**WHAT YOU WILL DO**
Below are some records. Copy every line in them that holds "JSON".

**INPUT RECORDS**
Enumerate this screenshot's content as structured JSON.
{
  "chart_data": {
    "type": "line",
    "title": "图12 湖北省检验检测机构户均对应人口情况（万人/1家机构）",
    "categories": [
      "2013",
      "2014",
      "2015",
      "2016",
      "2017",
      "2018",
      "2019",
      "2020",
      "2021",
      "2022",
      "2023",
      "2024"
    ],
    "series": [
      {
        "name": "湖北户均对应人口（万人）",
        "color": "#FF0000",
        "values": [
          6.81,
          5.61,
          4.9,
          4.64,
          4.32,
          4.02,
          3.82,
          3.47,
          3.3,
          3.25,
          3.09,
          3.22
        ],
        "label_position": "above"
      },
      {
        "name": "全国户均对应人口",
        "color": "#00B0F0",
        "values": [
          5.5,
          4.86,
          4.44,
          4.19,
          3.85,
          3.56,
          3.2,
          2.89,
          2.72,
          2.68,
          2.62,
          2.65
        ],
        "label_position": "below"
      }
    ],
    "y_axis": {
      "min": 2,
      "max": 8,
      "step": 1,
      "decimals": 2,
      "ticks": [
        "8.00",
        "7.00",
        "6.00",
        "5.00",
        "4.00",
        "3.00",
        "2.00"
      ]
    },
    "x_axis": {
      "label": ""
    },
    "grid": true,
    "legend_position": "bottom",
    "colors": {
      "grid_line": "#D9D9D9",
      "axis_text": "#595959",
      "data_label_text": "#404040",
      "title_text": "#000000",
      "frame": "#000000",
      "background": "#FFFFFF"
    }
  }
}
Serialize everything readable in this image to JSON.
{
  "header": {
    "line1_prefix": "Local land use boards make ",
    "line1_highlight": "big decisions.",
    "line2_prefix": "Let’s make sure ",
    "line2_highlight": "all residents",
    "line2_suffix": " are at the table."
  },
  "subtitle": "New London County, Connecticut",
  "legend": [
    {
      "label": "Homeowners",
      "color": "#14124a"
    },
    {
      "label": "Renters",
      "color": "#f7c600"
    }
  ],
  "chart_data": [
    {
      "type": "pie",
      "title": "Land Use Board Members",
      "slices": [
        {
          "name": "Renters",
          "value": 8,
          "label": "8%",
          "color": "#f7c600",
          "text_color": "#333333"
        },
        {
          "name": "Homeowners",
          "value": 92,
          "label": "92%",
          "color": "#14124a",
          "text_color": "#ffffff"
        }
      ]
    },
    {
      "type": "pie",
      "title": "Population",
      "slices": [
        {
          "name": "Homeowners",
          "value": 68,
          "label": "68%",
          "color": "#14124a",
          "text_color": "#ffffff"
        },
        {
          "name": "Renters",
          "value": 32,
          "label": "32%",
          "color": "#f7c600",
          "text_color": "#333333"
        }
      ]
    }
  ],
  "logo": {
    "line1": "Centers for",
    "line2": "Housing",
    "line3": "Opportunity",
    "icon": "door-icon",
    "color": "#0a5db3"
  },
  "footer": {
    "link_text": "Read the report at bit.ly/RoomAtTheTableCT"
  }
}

**WRITTEN REPLY**
Enumerate this screenshot's content as structured JSON.
Serialize everything readable in this image to JSON.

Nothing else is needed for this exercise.